[INPUT RECORDS]
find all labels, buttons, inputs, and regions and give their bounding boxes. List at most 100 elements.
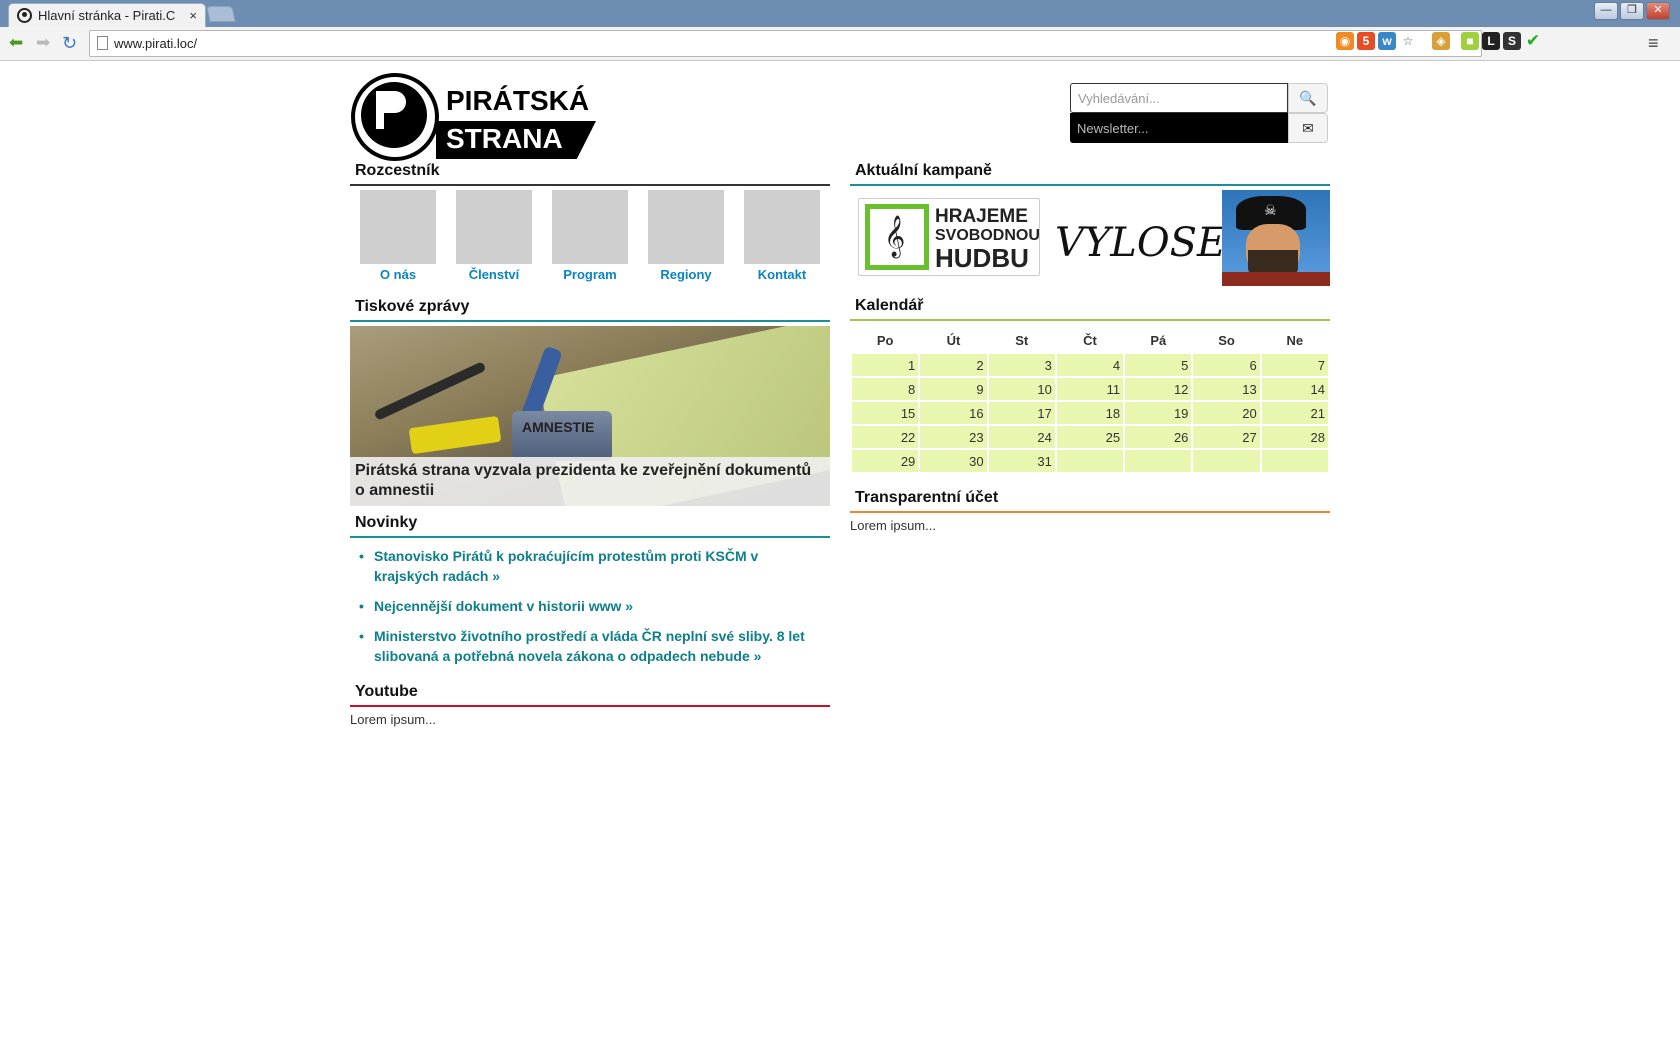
banner-hrajeme-svobodnou-hudbu[interactable]: 𝄞 HRAJEME SVOBODNOU HUDBU: [858, 198, 1040, 276]
mail-icon: ✉: [1302, 120, 1314, 136]
calendar-day[interactable]: 9: [920, 378, 987, 400]
calendar-day[interactable]: 13: [1193, 378, 1260, 400]
calendar-day[interactable]: 16: [920, 402, 987, 424]
calendar-day[interactable]: 29: [852, 450, 919, 472]
rss-icon[interactable]: ◉: [1336, 32, 1354, 50]
close-window-button[interactable]: ✕: [1646, 2, 1670, 20]
tile-image[interactable]: [552, 190, 628, 264]
calendar-day[interactable]: 22: [852, 426, 919, 448]
tile-image[interactable]: [360, 190, 436, 264]
section-title: Rozcestník: [355, 162, 440, 179]
calendar-day[interactable]: 31: [988, 450, 1055, 472]
color-picker-icon[interactable]: ■: [1461, 32, 1479, 50]
calendar-day[interactable]: 18: [1056, 402, 1124, 424]
section-title: Tiskové zprávy: [355, 298, 470, 315]
calendar-weekday: Po: [876, 332, 894, 348]
nav-tile[interactable]: Program: [542, 190, 638, 282]
section-rozcestnik: Rozcestník O nás Členství Program Regiony Ko…: [350, 160, 830, 282]
favicon-icon: [17, 8, 32, 23]
reload-icon[interactable]: ↻: [62, 34, 77, 52]
tile-image[interactable]: [456, 190, 532, 264]
nav-tile[interactable]: O nás: [350, 190, 446, 282]
l-icon[interactable]: L: [1482, 32, 1500, 50]
calendar-day[interactable]: 5: [1125, 354, 1192, 376]
section-title: Kalendář: [855, 297, 924, 314]
news-item-link[interactable]: Stanovisko Pirátů k pokraćujícím protest…: [359, 546, 830, 586]
forward-arrow-icon[interactable]: ➡: [36, 34, 50, 52]
search-button[interactable]: 🔍: [1288, 83, 1328, 113]
calendar-day[interactable]: 27: [1193, 426, 1260, 448]
calendar-header-row: Po Út St Čt Pá So Ne: [852, 328, 1328, 352]
address-bar[interactable]: www.pirati.loc/: [89, 30, 1482, 57]
calendar-day[interactable]: 7: [1261, 354, 1328, 376]
tool-icon[interactable]: ◈: [1432, 32, 1450, 50]
calendar-day[interactable]: 17: [988, 402, 1055, 424]
calendar-day[interactable]: 14: [1261, 378, 1328, 400]
calendar-day[interactable]: 8: [852, 378, 919, 400]
news-list: Stanovisko Pirátů k pokraćujícím protest…: [350, 546, 830, 676]
minimize-button[interactable]: —: [1594, 2, 1618, 20]
tab-close-icon[interactable]: ×: [189, 8, 197, 23]
html5-icon[interactable]: 5: [1357, 32, 1375, 50]
press-caption[interactable]: Pirátská strana vyzvala prezidenta ke zv…: [350, 457, 830, 506]
restore-button[interactable]: ❐: [1620, 2, 1644, 20]
back-arrow-icon[interactable]: ⬅: [9, 34, 23, 52]
newsletter-button[interactable]: ✉: [1288, 113, 1328, 143]
calendar-day[interactable]: 3: [988, 354, 1055, 376]
check-icon[interactable]: ✔: [1524, 32, 1542, 50]
calendar-weekday: Čt: [1083, 332, 1097, 348]
calendar-day: [1261, 450, 1328, 472]
tile-image[interactable]: [744, 190, 820, 264]
calendar-week-row: 15 16 17 18 19 20 21: [852, 402, 1328, 424]
calendar-day[interactable]: 4: [1056, 354, 1124, 376]
star-icon[interactable]: ☆: [1399, 32, 1417, 50]
news-item-link[interactable]: Ministerstvo životního prostředí a vláda…: [359, 626, 830, 666]
calendar-day[interactable]: 20: [1193, 402, 1260, 424]
tile-link[interactable]: Členství: [446, 267, 542, 282]
calendar-day[interactable]: 11: [1056, 378, 1124, 400]
news-item-link[interactable]: Nejcennější dokument v historii www »: [359, 596, 830, 616]
account-content: Lorem ipsum...: [850, 518, 936, 533]
calendar-day[interactable]: 6: [1193, 354, 1260, 376]
calendar-day[interactable]: 1: [852, 354, 919, 376]
calendar-day[interactable]: 23: [920, 426, 987, 448]
calendar-weekday: Út: [946, 332, 961, 348]
nav-tile[interactable]: Kontakt: [734, 190, 830, 282]
section-title: Youtube: [355, 683, 418, 700]
new-tab-button[interactable]: [206, 6, 236, 22]
tile-link[interactable]: Kontakt: [734, 267, 830, 282]
calendar-day[interactable]: 26: [1125, 426, 1192, 448]
calendar-day[interactable]: 30: [920, 450, 987, 472]
calendar-day[interactable]: 12: [1125, 378, 1192, 400]
tile-link[interactable]: Program: [542, 267, 638, 282]
search-icon: 🔍: [1299, 90, 1317, 106]
tile-link[interactable]: O nás: [350, 267, 446, 282]
logo[interactable]: PIRÁTSKÁ STRANA: [350, 71, 602, 161]
calendar-day[interactable]: 19: [1125, 402, 1192, 424]
section-bar: [350, 320, 830, 322]
section-bar: [850, 511, 1330, 513]
menu-icon[interactable]: ≡: [1648, 33, 1659, 54]
section-bar: [350, 184, 830, 186]
banner-line-1: HRAJEME: [935, 206, 1028, 227]
tile-image[interactable]: [648, 190, 724, 264]
calendar-day[interactable]: 25: [1056, 426, 1124, 448]
url-text[interactable]: www.pirati.loc/: [114, 36, 197, 51]
nav-tile[interactable]: Členství: [446, 190, 542, 282]
calendar-day[interactable]: 15: [852, 402, 919, 424]
calendar-day[interactable]: 21: [1261, 402, 1328, 424]
calendar-day[interactable]: 10: [988, 378, 1055, 400]
press-release-card[interactable]: AMNESTIE Pirátská strana vyzvala prezide…: [350, 326, 830, 506]
browser-tab[interactable]: Hlavní stránka - Pirati.C ×: [8, 3, 206, 27]
calendar-day[interactable]: 2: [920, 354, 987, 376]
calendar-day[interactable]: 24: [988, 426, 1055, 448]
newsletter-input[interactable]: [1070, 113, 1288, 143]
search-input[interactable]: [1071, 84, 1287, 112]
s-icon[interactable]: S: [1503, 32, 1521, 50]
newsletter-box: [1070, 113, 1288, 143]
nav-tile[interactable]: Regiony: [638, 190, 734, 282]
pirate-image[interactable]: ☠: [1222, 190, 1330, 286]
tile-link[interactable]: Regiony: [638, 267, 734, 282]
web-icon[interactable]: w: [1378, 32, 1396, 50]
calendar-day[interactable]: 28: [1261, 426, 1328, 448]
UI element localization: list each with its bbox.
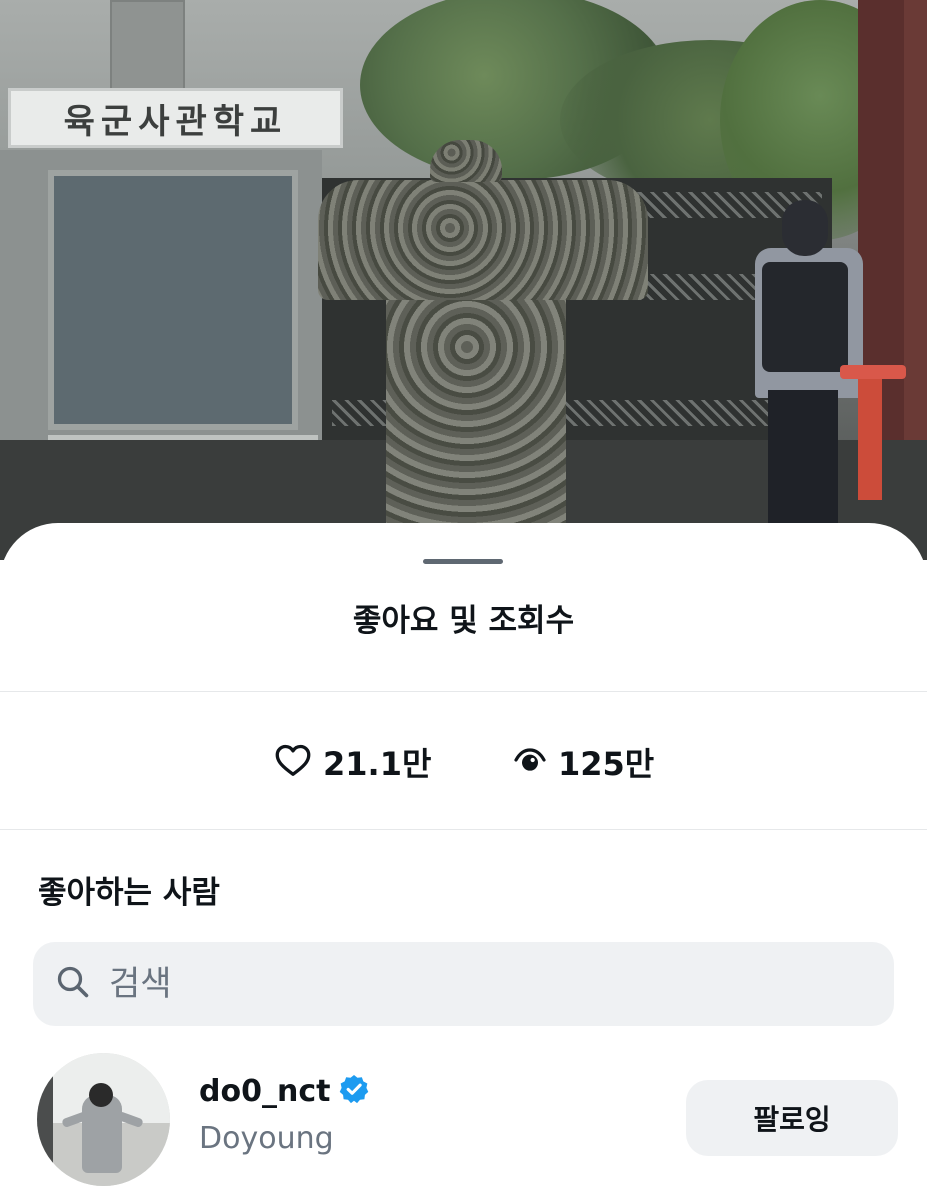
eye-icon (514, 745, 546, 779)
photo-soldier (318, 140, 648, 560)
photo-sign: 육군사관학교 (8, 88, 343, 148)
divider (0, 829, 927, 830)
views-stat: 125만 (514, 737, 654, 787)
liker-list-item[interactable]: do0_nct Doyoung 팔로잉 (0, 1051, 927, 1191)
likes-count: 21.1만 (323, 745, 432, 783)
heart-outline-icon (275, 743, 311, 781)
stats-row: 21.1만 125만 (0, 737, 927, 787)
likers-search-bar[interactable] (33, 942, 894, 1026)
likes-views-sheet: 좋아요 및 조회수 21.1만 125만 좋아하는 사람 검색 do0_nct … (0, 523, 927, 1200)
search-icon (55, 964, 91, 1004)
likers-section-title: 좋아하는 사람 (38, 875, 220, 911)
following-button[interactable]: 팔로잉 (686, 1080, 898, 1156)
user-handle-row: do0_nct (199, 1073, 370, 1109)
avatar[interactable] (37, 1053, 170, 1186)
likes-stat: 21.1만 (275, 737, 431, 787)
sheet-drag-handle[interactable] (423, 559, 503, 564)
user-handle[interactable]: do0_nct (199, 1074, 330, 1109)
verified-badge-icon (338, 1073, 370, 1109)
search-input[interactable] (109, 954, 809, 1014)
sheet-title: 좋아요 및 조회수 (352, 603, 575, 639)
photo-barrier-post (858, 375, 882, 500)
divider (0, 691, 927, 692)
photo-tower (110, 0, 185, 95)
post-photo-background: 육군사관학교 (0, 0, 927, 560)
views-count: 125만 (558, 745, 655, 783)
user-display-name: Doyoung (199, 1121, 334, 1156)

[WHAT TO PRODUCE] Update everything from the line containing "eye-icon (514, 745, 546, 779)" down to the line containing "likers-section-title: 좋아하는 사람" so that "heart-outline-icon" becomes "heart-icon", leaving all else as it is. Give back only those lines.

[SOLUTION FOR THIS EXERCISE]
eye-icon (514, 745, 546, 779)
photo-soldier (318, 140, 648, 560)
photo-sign: 육군사관학교 (8, 88, 343, 148)
divider (0, 829, 927, 830)
views-stat: 125만 (514, 737, 654, 787)
liker-list-item[interactable]: do0_nct Doyoung 팔로잉 (0, 1051, 927, 1191)
likes-count: 21.1만 (323, 745, 432, 783)
heart-icon (275, 743, 311, 781)
stats-row: 21.1만 125만 (0, 737, 927, 787)
likers-search-bar[interactable] (33, 942, 894, 1026)
likes-views-sheet: 좋아요 및 조회수 21.1만 125만 좋아하는 사람 검색 do0_nct … (0, 523, 927, 1200)
search-icon (55, 964, 91, 1004)
likers-section-title: 좋아하는 사람 (38, 875, 220, 911)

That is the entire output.